Lines holding the word "Daily" must be located in the listing below and copied.

============

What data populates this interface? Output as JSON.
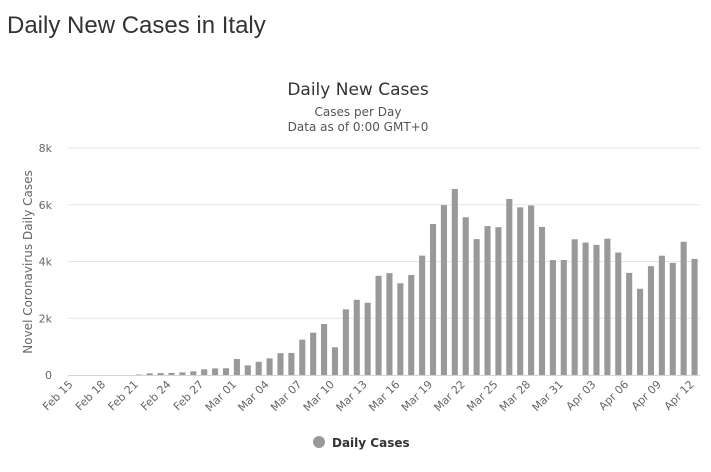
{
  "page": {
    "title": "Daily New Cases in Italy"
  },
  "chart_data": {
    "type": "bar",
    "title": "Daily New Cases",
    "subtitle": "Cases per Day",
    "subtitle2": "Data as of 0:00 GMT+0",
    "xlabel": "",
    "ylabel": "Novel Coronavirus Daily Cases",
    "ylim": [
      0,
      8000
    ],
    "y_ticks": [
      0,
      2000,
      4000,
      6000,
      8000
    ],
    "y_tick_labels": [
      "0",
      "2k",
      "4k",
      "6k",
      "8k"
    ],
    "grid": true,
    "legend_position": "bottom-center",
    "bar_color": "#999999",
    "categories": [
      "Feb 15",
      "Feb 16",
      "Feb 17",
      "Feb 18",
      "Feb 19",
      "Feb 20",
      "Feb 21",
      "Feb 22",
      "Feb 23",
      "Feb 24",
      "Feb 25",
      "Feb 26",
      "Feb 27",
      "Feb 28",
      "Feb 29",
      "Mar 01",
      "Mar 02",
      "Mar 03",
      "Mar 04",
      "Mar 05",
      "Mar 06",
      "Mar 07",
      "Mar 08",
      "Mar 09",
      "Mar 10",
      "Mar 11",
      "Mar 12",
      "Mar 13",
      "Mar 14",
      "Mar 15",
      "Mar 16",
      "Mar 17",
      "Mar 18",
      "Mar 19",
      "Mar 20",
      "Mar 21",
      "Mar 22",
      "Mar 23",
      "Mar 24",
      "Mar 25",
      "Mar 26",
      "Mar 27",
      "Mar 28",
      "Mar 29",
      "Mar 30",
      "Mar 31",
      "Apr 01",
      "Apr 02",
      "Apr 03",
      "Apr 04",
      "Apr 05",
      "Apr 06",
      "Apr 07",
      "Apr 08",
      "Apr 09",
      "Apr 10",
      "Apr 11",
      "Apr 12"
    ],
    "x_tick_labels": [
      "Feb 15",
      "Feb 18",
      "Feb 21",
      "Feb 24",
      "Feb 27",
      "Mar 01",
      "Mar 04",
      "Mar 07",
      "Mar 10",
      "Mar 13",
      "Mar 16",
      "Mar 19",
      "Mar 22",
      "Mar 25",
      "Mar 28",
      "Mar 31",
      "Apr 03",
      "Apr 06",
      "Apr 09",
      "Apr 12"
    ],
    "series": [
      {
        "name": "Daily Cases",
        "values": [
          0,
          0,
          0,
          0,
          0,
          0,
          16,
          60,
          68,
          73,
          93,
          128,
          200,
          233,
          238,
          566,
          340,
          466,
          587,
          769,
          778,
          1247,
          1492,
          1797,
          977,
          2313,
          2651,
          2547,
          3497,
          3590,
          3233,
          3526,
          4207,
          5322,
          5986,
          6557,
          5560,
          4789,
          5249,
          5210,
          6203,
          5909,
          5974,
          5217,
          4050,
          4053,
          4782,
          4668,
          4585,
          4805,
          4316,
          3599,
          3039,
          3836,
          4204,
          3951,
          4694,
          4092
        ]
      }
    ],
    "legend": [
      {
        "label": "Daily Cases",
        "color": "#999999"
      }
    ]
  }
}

============

■ **Completed task**
    "title": "Daily New Cases in Italy"
    "title": "Daily New Cases",
    "ylabel": "Novel Coronavirus Daily Cases",
        "name": "Daily Cases",
        "label": "Daily Cases",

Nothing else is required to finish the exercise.